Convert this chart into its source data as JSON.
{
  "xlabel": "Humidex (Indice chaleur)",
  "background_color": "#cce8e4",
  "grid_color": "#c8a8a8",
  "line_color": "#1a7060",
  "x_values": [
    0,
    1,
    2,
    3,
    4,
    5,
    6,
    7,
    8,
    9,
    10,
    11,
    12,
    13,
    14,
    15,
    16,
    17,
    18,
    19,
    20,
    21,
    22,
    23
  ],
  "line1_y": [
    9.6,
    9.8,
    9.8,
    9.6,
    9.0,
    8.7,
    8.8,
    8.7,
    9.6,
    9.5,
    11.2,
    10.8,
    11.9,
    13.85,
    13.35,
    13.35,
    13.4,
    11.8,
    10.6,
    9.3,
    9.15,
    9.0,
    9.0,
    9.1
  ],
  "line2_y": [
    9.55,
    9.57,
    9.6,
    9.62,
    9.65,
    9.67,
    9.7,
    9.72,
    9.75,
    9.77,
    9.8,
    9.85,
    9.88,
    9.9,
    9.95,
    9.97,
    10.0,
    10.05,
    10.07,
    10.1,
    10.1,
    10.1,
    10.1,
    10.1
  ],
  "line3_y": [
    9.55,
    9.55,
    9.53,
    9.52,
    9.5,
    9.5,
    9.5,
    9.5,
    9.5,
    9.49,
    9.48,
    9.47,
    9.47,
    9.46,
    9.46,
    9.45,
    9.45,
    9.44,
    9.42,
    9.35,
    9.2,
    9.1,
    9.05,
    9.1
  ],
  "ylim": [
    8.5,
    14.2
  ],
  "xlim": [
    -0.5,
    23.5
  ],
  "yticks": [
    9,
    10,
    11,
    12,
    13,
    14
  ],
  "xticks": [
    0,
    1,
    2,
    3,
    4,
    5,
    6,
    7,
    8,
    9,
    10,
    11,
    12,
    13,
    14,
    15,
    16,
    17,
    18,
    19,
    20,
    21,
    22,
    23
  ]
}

------------------------

#### Instructions to follow
All of the records must be retyped exactly as they are.

#### Output of the task
Convert this chart into its source data as JSON.
{
  "xlabel": "Humidex (Indice chaleur)",
  "background_color": "#cce8e4",
  "grid_color": "#c8a8a8",
  "line_color": "#1a7060",
  "x_values": [
    0,
    1,
    2,
    3,
    4,
    5,
    6,
    7,
    8,
    9,
    10,
    11,
    12,
    13,
    14,
    15,
    16,
    17,
    18,
    19,
    20,
    21,
    22,
    23
  ],
  "line1_y": [
    9.6,
    9.8,
    9.8,
    9.6,
    9.0,
    8.7,
    8.8,
    8.7,
    9.6,
    9.5,
    11.2,
    10.8,
    11.9,
    13.85,
    13.35,
    13.35,
    13.4,
    11.8,
    10.6,
    9.3,
    9.15,
    9.0,
    9.0,
    9.1
  ],
  "line2_y": [
    9.55,
    9.57,
    9.6,
    9.62,
    9.65,
    9.67,
    9.7,
    9.72,
    9.75,
    9.77,
    9.8,
    9.85,
    9.88,
    9.9,
    9.95,
    9.97,
    10.0,
    10.05,
    10.07,
    10.1,
    10.1,
    10.1,
    10.1,
    10.1
  ],
  "line3_y": [
    9.55,
    9.55,
    9.53,
    9.52,
    9.5,
    9.5,
    9.5,
    9.5,
    9.5,
    9.49,
    9.48,
    9.47,
    9.47,
    9.46,
    9.46,
    9.45,
    9.45,
    9.44,
    9.42,
    9.35,
    9.2,
    9.1,
    9.05,
    9.1
  ],
  "ylim": [
    8.5,
    14.2
  ],
  "xlim": [
    -0.5,
    23.5
  ],
  "yticks": [
    9,
    10,
    11,
    12,
    13,
    14
  ],
  "xticks": [
    0,
    1,
    2,
    3,
    4,
    5,
    6,
    7,
    8,
    9,
    10,
    11,
    12,
    13,
    14,
    15,
    16,
    17,
    18,
    19,
    20,
    21,
    22,
    23
  ]
}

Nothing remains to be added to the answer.